Source material section start

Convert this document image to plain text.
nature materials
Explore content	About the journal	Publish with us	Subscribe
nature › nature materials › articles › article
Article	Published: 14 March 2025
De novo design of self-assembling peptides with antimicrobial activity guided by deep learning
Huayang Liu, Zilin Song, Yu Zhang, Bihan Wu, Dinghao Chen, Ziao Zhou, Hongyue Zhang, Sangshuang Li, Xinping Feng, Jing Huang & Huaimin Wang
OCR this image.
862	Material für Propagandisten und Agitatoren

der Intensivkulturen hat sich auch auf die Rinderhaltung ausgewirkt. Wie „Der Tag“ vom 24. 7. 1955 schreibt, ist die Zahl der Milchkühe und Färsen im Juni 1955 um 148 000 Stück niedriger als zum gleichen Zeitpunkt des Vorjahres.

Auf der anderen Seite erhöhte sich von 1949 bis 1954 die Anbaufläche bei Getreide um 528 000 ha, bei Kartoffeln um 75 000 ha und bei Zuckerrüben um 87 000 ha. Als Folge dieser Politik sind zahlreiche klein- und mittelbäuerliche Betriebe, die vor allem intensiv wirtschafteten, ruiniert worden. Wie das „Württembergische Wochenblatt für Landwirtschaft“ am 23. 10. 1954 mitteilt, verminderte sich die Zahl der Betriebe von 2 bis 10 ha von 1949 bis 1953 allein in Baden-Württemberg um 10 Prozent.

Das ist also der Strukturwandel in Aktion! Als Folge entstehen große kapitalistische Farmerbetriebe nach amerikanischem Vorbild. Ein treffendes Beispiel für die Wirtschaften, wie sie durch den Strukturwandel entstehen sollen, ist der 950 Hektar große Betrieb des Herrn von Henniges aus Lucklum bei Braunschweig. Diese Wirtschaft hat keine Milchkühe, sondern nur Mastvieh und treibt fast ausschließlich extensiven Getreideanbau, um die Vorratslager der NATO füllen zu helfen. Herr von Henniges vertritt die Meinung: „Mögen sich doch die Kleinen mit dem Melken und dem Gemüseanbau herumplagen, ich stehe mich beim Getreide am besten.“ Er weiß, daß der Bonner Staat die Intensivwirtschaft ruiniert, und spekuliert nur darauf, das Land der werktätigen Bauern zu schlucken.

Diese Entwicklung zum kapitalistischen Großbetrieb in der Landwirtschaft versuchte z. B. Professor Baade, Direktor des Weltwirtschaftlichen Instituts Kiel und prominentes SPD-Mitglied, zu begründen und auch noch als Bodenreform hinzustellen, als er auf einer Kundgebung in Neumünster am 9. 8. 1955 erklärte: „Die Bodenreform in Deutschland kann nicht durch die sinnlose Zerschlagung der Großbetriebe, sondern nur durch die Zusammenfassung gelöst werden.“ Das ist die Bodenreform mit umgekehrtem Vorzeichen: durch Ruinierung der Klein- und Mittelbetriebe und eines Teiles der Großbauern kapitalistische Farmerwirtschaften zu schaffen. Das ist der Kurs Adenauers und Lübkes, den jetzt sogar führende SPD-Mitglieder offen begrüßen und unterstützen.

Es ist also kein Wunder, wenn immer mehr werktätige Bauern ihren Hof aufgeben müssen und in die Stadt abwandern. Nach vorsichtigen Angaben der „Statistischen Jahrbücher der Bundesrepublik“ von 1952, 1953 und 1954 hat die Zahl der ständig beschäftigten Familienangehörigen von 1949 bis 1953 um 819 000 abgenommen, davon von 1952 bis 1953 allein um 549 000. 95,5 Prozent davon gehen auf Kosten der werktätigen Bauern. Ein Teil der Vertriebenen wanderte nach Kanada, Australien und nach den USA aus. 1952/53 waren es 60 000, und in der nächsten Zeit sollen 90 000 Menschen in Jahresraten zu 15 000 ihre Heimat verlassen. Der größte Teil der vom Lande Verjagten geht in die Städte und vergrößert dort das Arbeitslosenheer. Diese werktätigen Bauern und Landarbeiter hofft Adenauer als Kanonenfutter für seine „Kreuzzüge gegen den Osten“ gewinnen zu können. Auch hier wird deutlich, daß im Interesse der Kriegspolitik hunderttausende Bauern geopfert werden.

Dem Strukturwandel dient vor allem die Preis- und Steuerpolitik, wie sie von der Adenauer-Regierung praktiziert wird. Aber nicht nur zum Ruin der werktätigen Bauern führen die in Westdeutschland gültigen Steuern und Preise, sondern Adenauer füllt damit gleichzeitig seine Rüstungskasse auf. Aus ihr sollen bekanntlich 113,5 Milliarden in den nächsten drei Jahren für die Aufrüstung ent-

Source material section end

=== What you will do ===
Repeat the listing exactly, from its first line to its last.

=== Response to this exercise ===
Convert this document image to plain text.
nature materials
Explore content	About the journal	Publish with us	Subscribe
nature › nature materials › articles › article
Article	Published: 14 March 2025
De novo design of self-assembling peptides with antimicrobial activity guided by deep learning
Huayang Liu, Zilin Song, Yu Zhang, Bihan Wu, Dinghao Chen, Ziao Zhou, Hongyue Zhang, Sangshuang Li, Xinping Feng, Jing Huang & Huaimin Wang
OCR this image.
862	Material für Propagandisten und Agitatoren

der Intensivkulturen hat sich auch auf die Rinderhaltung ausgewirkt. Wie „Der Tag“ vom 24. 7. 1955 schreibt, ist die Zahl der Milchkühe und Färsen im Juni 1955 um 148 000 Stück niedriger als zum gleichen Zeitpunkt des Vorjahres.

Auf der anderen Seite erhöhte sich von 1949 bis 1954 die Anbaufläche bei Getreide um 528 000 ha, bei Kartoffeln um 75 000 ha und bei Zuckerrüben um 87 000 ha. Als Folge dieser Politik sind zahlreiche klein- und mittelbäuerliche Betriebe, die vor allem intensiv wirtschafteten, ruiniert worden. Wie das „Württembergische Wochenblatt für Landwirtschaft“ am 23. 10. 1954 mitteilt, verminderte sich die Zahl der Betriebe von 2 bis 10 ha von 1949 bis 1953 allein in Baden-Württemberg um 10 Prozent.

Das ist also der Strukturwandel in Aktion! Als Folge entstehen große kapitalistische Farmerbetriebe nach amerikanischem Vorbild. Ein treffendes Beispiel für die Wirtschaften, wie sie durch den Strukturwandel entstehen sollen, ist der 950 Hektar große Betrieb des Herrn von Henniges aus Lucklum bei Braunschweig. Diese Wirtschaft hat keine Milchkühe, sondern nur Mastvieh und treibt fast ausschließlich extensiven Getreideanbau, um die Vorratslager der NATO füllen zu helfen. Herr von Henniges vertritt die Meinung: „Mögen sich doch die Kleinen mit dem Melken und dem Gemüseanbau herumplagen, ich stehe mich beim Getreide am besten.“ Er weiß, daß der Bonner Staat die Intensivwirtschaft ruiniert, und spekuliert nur darauf, das Land der werktätigen Bauern zu schlucken.

Diese Entwicklung zum kapitalistischen Großbetrieb in der Landwirtschaft versuchte z. B. Professor Baade, Direktor des Weltwirtschaftlichen Instituts Kiel und prominentes SPD-Mitglied, zu begründen und auch noch als Bodenreform hinzustellen, als er auf einer Kundgebung in Neumünster am 9. 8. 1955 erklärte: „Die Bodenreform in Deutschland kann nicht durch die sinnlose Zerschlagung der Großbetriebe, sondern nur durch die Zusammenfassung gelöst werden.“ Das ist die Bodenreform mit umgekehrtem Vorzeichen: durch Ruinierung der Klein- und Mittelbetriebe und eines Teiles der Großbauern kapitalistische Farmerwirtschaften zu schaffen. Das ist der Kurs Adenauers und Lübkes, den jetzt sogar führende SPD-Mitglieder offen begrüßen und unterstützen.

Es ist also kein Wunder, wenn immer mehr werktätige Bauern ihren Hof aufgeben müssen und in die Stadt abwandern. Nach vorsichtigen Angaben der „Statistischen Jahrbücher der Bundesrepublik“ von 1952, 1953 und 1954 hat die Zahl der ständig beschäftigten Familienangehörigen von 1949 bis 1953 um 819 000 abgenommen, davon von 1952 bis 1953 allein um 549 000. 95,5 Prozent davon gehen auf Kosten der werktätigen Bauern. Ein Teil der Vertriebenen wanderte nach Kanada, Australien und nach den USA aus. 1952/53 waren es 60 000, und in der nächsten Zeit sollen 90 000 Menschen in Jahresraten zu 15 000 ihre Heimat verlassen. Der größte Teil der vom Lande Verjagten geht in die Städte und vergrößert dort das Arbeitslosenheer. Diese werktätigen Bauern und Landarbeiter hofft Adenauer als Kanonenfutter für seine „Kreuzzüge gegen den Osten“ gewinnen zu können. Auch hier wird deutlich, daß im Interesse der Kriegspolitik hunderttausende Bauern geopfert werden.

Dem Strukturwandel dient vor allem die Preis- und Steuerpolitik, wie sie von der Adenauer-Regierung praktiziert wird. Aber nicht nur zum Ruin der werktätigen Bauern führen die in Westdeutschland gültigen Steuern und Preise, sondern Adenauer füllt damit gleichzeitig seine Rüstungskasse auf. Aus ihr sollen bekanntlich 113,5 Milliarden in den nächsten drei Jahren für die Aufrüstung ent-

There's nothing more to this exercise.